**Task requirements:** Switch "bullet-line" to "text-line" in the data, starting with the first line and going on through the line that contains "786, 588, 797]". Write those lines out again with nothing else changed.

(Stored records)
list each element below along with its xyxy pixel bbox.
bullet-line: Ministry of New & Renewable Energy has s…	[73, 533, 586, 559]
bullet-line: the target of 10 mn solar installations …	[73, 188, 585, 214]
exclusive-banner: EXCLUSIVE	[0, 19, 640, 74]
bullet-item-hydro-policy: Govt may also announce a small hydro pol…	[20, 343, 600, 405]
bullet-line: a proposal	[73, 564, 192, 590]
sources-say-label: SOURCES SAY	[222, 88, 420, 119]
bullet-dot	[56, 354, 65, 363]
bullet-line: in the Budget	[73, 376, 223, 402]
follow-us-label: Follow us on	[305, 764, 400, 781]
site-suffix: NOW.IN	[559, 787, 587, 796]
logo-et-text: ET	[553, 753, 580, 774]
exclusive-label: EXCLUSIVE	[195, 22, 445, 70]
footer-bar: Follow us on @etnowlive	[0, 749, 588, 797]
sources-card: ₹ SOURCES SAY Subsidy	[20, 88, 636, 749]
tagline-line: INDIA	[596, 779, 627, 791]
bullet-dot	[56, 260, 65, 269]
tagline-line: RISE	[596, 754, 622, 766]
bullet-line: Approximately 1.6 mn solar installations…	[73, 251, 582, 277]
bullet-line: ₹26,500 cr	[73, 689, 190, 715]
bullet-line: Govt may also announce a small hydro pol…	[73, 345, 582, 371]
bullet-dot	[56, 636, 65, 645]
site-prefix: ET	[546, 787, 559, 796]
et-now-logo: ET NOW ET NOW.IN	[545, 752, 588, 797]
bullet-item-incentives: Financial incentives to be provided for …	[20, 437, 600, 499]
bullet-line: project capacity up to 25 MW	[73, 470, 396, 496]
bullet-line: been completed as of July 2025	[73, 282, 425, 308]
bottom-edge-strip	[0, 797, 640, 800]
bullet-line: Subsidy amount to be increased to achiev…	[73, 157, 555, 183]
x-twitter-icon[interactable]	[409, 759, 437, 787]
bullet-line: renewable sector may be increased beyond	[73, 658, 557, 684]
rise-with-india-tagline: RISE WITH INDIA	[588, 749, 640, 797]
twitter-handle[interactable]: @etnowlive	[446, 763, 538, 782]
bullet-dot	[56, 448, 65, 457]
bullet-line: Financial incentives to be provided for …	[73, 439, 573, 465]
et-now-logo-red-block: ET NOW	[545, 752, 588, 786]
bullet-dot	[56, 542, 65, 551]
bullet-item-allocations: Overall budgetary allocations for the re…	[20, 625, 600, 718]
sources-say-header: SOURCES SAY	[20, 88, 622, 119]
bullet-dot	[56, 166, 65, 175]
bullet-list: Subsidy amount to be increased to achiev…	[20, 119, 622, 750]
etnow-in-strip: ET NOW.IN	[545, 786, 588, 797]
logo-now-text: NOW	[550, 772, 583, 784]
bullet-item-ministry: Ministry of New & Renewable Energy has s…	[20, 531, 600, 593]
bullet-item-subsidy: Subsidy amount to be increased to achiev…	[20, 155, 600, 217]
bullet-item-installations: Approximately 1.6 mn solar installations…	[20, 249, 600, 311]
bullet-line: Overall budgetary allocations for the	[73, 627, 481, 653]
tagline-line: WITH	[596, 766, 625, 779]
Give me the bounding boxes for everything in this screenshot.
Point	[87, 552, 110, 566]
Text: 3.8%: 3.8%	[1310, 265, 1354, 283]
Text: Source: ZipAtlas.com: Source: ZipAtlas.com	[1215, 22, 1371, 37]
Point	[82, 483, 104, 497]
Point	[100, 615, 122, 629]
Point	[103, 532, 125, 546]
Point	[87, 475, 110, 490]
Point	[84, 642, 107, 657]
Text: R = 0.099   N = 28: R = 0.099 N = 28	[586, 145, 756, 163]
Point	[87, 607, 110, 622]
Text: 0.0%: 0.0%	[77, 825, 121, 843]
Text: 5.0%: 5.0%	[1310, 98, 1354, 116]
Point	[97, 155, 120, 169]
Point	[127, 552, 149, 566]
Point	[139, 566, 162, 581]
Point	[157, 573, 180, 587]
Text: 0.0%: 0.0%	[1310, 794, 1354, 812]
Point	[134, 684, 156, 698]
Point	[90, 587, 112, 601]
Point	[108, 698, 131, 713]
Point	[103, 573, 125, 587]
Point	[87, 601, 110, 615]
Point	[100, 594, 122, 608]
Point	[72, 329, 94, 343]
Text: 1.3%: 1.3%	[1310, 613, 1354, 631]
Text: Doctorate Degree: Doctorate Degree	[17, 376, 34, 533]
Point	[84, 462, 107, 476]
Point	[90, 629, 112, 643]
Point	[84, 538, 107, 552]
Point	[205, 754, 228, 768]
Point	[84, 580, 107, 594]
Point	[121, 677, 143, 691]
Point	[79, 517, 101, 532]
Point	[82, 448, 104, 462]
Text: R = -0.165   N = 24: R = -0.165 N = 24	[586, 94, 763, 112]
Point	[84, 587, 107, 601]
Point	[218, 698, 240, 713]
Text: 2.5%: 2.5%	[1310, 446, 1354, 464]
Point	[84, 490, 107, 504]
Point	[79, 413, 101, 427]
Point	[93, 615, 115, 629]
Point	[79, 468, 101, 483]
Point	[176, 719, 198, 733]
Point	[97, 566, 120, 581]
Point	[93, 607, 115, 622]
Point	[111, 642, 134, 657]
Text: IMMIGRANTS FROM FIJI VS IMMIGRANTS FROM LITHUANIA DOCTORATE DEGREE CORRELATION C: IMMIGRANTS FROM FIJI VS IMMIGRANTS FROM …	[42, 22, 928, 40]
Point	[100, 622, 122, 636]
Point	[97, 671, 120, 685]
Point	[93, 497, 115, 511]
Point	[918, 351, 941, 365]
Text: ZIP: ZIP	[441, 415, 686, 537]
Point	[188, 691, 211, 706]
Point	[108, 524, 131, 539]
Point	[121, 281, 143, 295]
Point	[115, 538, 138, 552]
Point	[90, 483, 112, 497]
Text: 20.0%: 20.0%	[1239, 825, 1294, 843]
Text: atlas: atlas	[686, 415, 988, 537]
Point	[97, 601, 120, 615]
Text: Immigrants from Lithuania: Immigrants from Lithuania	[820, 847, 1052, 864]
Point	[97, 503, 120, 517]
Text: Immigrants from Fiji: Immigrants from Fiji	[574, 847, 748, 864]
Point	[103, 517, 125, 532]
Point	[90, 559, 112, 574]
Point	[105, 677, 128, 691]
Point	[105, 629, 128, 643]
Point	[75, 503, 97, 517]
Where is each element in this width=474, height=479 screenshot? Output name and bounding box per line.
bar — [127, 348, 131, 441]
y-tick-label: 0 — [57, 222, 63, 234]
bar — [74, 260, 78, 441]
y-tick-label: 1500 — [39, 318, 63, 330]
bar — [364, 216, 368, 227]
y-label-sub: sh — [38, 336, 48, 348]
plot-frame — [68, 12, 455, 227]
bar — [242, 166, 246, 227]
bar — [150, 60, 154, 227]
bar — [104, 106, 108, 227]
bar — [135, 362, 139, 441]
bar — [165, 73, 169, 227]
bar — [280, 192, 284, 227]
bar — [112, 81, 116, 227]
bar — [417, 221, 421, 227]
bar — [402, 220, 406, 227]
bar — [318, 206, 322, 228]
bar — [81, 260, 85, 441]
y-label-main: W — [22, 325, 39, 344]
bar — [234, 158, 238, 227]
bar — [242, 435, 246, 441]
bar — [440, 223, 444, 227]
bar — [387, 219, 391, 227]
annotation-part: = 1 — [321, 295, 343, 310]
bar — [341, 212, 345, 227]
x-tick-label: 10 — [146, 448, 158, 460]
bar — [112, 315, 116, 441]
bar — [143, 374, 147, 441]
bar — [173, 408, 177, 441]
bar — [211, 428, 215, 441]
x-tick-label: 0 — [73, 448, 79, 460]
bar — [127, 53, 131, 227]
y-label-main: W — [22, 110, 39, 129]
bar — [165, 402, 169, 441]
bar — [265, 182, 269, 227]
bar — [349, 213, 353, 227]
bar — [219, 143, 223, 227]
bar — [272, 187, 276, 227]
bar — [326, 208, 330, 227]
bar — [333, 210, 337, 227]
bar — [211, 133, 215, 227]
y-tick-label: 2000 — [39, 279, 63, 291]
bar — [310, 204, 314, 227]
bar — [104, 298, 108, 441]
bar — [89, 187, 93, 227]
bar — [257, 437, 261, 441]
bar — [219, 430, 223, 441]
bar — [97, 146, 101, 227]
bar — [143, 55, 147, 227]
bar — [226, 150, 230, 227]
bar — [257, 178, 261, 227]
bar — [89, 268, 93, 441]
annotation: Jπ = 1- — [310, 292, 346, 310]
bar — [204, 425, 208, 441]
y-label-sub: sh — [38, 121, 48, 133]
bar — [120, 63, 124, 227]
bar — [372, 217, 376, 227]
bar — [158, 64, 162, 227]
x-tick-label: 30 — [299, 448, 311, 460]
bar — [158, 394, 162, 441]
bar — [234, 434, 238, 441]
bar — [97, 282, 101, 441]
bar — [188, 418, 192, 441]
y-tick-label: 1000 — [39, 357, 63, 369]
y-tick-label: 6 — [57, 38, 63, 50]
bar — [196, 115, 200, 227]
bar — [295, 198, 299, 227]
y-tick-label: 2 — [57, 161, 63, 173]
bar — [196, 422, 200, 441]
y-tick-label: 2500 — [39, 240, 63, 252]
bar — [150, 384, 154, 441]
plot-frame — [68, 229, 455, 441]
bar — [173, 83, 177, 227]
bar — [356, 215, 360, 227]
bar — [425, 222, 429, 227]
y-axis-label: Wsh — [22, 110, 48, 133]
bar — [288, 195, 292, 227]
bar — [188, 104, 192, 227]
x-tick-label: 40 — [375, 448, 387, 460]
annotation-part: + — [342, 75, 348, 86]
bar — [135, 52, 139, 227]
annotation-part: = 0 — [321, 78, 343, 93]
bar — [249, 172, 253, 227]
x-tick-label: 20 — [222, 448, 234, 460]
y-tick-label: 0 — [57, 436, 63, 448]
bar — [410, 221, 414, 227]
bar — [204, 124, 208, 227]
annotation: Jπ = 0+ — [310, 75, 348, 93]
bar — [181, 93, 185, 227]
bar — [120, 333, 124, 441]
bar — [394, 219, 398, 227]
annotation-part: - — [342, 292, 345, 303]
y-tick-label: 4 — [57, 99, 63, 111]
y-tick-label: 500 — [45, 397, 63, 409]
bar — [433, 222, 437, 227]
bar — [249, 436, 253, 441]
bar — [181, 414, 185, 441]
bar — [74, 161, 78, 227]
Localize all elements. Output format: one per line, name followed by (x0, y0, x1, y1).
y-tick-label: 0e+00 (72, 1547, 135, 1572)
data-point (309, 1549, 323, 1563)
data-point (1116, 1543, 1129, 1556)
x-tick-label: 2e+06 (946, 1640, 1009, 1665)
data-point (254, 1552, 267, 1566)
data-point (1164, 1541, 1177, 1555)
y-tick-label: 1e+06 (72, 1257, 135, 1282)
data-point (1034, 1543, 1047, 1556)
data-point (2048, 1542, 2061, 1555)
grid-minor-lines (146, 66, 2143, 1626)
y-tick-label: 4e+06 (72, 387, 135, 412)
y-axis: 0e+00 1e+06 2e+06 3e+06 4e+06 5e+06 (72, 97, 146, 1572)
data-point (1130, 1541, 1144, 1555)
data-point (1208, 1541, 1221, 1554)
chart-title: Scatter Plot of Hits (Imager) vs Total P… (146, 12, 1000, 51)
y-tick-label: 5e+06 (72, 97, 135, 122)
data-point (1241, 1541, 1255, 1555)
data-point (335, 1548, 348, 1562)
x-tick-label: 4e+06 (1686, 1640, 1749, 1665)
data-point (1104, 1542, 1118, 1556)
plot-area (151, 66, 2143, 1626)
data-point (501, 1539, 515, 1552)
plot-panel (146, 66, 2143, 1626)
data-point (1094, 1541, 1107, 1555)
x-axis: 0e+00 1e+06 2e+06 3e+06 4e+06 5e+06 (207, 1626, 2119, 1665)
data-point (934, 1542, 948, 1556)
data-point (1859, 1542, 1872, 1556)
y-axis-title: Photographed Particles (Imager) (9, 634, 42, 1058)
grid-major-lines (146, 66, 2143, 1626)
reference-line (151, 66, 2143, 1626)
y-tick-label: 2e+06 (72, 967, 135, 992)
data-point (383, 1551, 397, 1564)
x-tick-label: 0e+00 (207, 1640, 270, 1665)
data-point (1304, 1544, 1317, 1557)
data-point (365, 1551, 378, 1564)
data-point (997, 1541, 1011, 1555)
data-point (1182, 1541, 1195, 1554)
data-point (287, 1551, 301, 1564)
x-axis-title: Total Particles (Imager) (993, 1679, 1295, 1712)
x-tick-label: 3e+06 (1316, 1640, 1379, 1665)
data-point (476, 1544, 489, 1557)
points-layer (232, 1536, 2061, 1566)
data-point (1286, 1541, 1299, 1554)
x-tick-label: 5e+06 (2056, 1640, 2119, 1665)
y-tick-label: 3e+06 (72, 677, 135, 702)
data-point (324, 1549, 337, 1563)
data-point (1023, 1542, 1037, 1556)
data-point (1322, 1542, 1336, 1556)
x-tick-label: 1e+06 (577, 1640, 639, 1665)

**Reply to the exercise:**
list each element below along with its xyxy pixel bbox.
text-line: Ministry of New & Renewable Energy has s…	[73, 533, 586, 559]
text-line: the target of 10 mn solar installations …	[73, 188, 585, 214]
exclusive-banner: EXCLUSIVE	[0, 19, 640, 74]
bullet-item-hydro-policy: Govt may also announce a small hydro pol…	[20, 343, 600, 405]
text-line: a proposal	[73, 564, 192, 590]
sources-say-label: SOURCES SAY	[222, 88, 420, 119]
bullet-dot	[56, 354, 65, 363]
text-line: in the Budget	[73, 376, 223, 402]
follow-us-label: Follow us on	[305, 764, 400, 781]
site-suffix: NOW.IN	[559, 787, 587, 796]
logo-et-text: ET	[553, 753, 580, 774]
exclusive-label: EXCLUSIVE	[195, 22, 445, 70]
footer-bar: Follow us on @etnowlive	[0, 749, 588, 797]
sources-card: ₹ SOURCES SAY Subsidy	[20, 88, 636, 749]
tagline-line: INDIA	[596, 779, 627, 791]
bullet-dot	[56, 260, 65, 269]
tagline-line: RISE	[596, 754, 622, 766]
text-line: Approximately 1.6 mn solar installations…	[73, 251, 582, 277]
text-line: ₹26,500 cr	[73, 689, 190, 715]
text-line: Govt may also announce a small hydro pol…	[73, 345, 582, 371]
bullet-dot	[56, 636, 65, 645]
site-prefix: ET	[546, 787, 559, 796]
et-now-logo: ET NOW ET NOW.IN	[545, 752, 588, 797]
bullet-item-incentives: Financial incentives to be provided for …	[20, 437, 600, 499]
text-line: project capacity up to 25 MW	[73, 470, 396, 496]
text-line: been completed as of July 2025	[73, 282, 425, 308]
bottom-edge-strip	[0, 797, 640, 800]
text-line: Subsidy amount to be increased to achiev…	[73, 157, 555, 183]
x-twitter-icon[interactable]	[409, 759, 437, 787]
text-line: renewable sector may be increased beyond	[73, 658, 557, 684]
rise-with-india-tagline: RISE WITH INDIA	[588, 749, 640, 797]
twitter-handle[interactable]: @etnowlive	[446, 763, 538, 782]
bullet-dot	[56, 448, 65, 457]
text-line: Financial incentives to be provided for …	[73, 439, 573, 465]
et-now-logo-red-block: ET NOW	[545, 752, 588, 786]
bullet-dot	[56, 542, 65, 551]
bullet-item-allocations: Overall budgetary allocations for the re…	[20, 625, 600, 718]
sources-say-header: SOURCES SAY	[20, 88, 622, 119]
bullet-dot	[56, 166, 65, 175]
bullet-list: Subsidy amount to be increased to achiev…	[20, 119, 622, 750]
etnow-in-strip: ET NOW.IN	[545, 786, 588, 797]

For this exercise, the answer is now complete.